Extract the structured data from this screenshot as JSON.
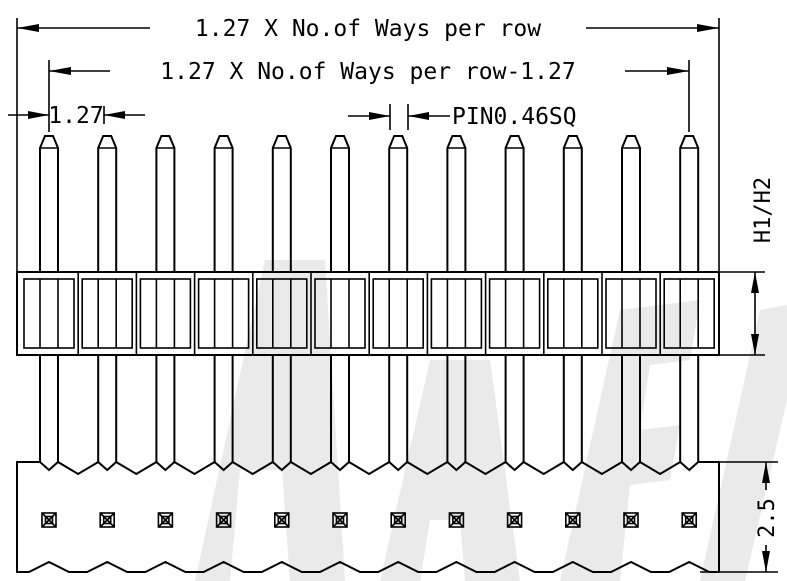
{
  "dimensions": {
    "overall_width_label": "1.27 X No.of Ways per row",
    "pin_span_label": "1.27 X No.of Ways per row-1.27",
    "pitch_label": "1.27",
    "pin_size_label": "PIN0.46SQ",
    "height_label": "H1/H2",
    "base_height_label": "2.5"
  },
  "connector": {
    "pins_per_row": 12
  }
}
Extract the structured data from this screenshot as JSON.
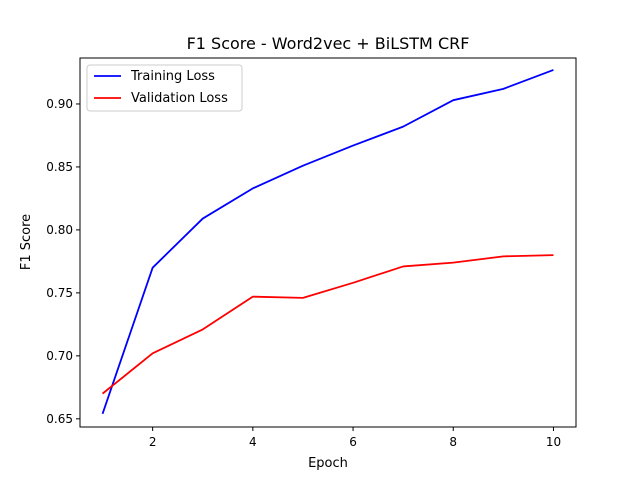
{
  "chart_data": {
    "type": "line",
    "title": "F1 Score - Word2vec + BiLSTM CRF",
    "xlabel": "Epoch",
    "ylabel": "F1 Score",
    "xlim": [
      0.55,
      10.45
    ],
    "ylim": [
      0.6435,
      0.9365
    ],
    "x_ticks": [
      2,
      4,
      6,
      8,
      10
    ],
    "y_ticks": [
      0.65,
      0.7,
      0.75,
      0.8,
      0.85,
      0.9
    ],
    "x_tick_labels": [
      "2",
      "4",
      "6",
      "8",
      "10"
    ],
    "y_tick_labels": [
      "0.65",
      "0.70",
      "0.75",
      "0.80",
      "0.85",
      "0.90"
    ],
    "grid": false,
    "legend_position": "upper-left",
    "x": [
      1,
      2,
      3,
      4,
      5,
      6,
      7,
      8,
      9,
      10
    ],
    "series": [
      {
        "name": "Training Loss",
        "color": "#0000ff",
        "values": [
          0.654,
          0.77,
          0.809,
          0.833,
          0.851,
          0.867,
          0.882,
          0.903,
          0.912,
          0.927
        ]
      },
      {
        "name": "Validation Loss",
        "color": "#ff0000",
        "values": [
          0.67,
          0.702,
          0.721,
          0.747,
          0.746,
          0.758,
          0.771,
          0.774,
          0.779,
          0.78
        ]
      }
    ]
  }
}
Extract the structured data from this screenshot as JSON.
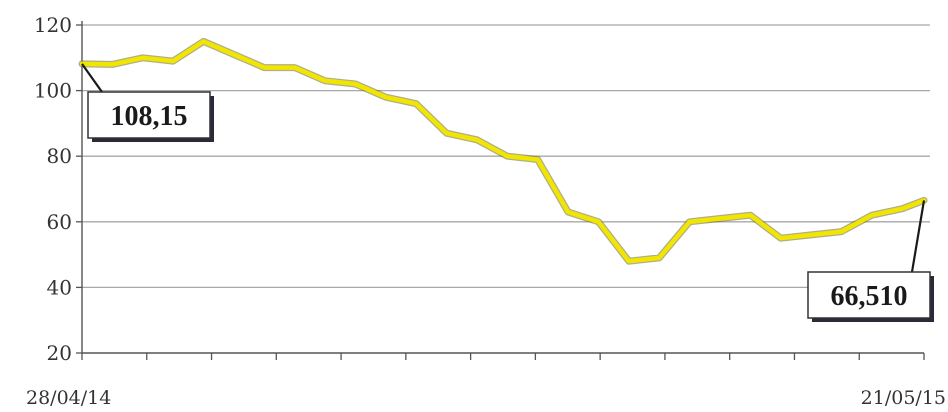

┄┄┄┄┄┄┄┄┄┄

Restate every record exactly, please; do not copy the pictures.

Extract the structured data from this screenshot as JSON.
{
  "dimensions": {
    "overall_width_label": "1.27 X No.of Ways per row",
    "pin_span_label": "1.27 X No.of Ways per row-1.27",
    "pitch_label": "1.27",
    "pin_size_label": "PIN0.46SQ",
    "height_label": "H1/H2",
    "base_height_label": "2.5"
  },
  "connector": {
    "pins_per_row": 12
  }
}
Extract the structured data from this screenshot as JSON.
{
  "chart_data": {
    "type": "line",
    "title": "F1 Score - Word2vec + BiLSTM CRF",
    "xlabel": "Epoch",
    "ylabel": "F1 Score",
    "xlim": [
      0.55,
      10.45
    ],
    "ylim": [
      0.6435,
      0.9365
    ],
    "x_ticks": [
      2,
      4,
      6,
      8,
      10
    ],
    "y_ticks": [
      0.65,
      0.7,
      0.75,
      0.8,
      0.85,
      0.9
    ],
    "x_tick_labels": [
      "2",
      "4",
      "6",
      "8",
      "10"
    ],
    "y_tick_labels": [
      "0.65",
      "0.70",
      "0.75",
      "0.80",
      "0.85",
      "0.90"
    ],
    "grid": false,
    "legend_position": "upper-left",
    "x": [
      1,
      2,
      3,
      4,
      5,
      6,
      7,
      8,
      9,
      10
    ],
    "series": [
      {
        "name": "Training Loss",
        "color": "#0000ff",
        "values": [
          0.654,
          0.77,
          0.809,
          0.833,
          0.851,
          0.867,
          0.882,
          0.903,
          0.912,
          0.927
        ]
      },
      {
        "name": "Validation Loss",
        "color": "#ff0000",
        "values": [
          0.67,
          0.702,
          0.721,
          0.747,
          0.746,
          0.758,
          0.771,
          0.774,
          0.779,
          0.78
        ]
      }
    ]
  }
}
Extract the structured data from this screenshot as JSON.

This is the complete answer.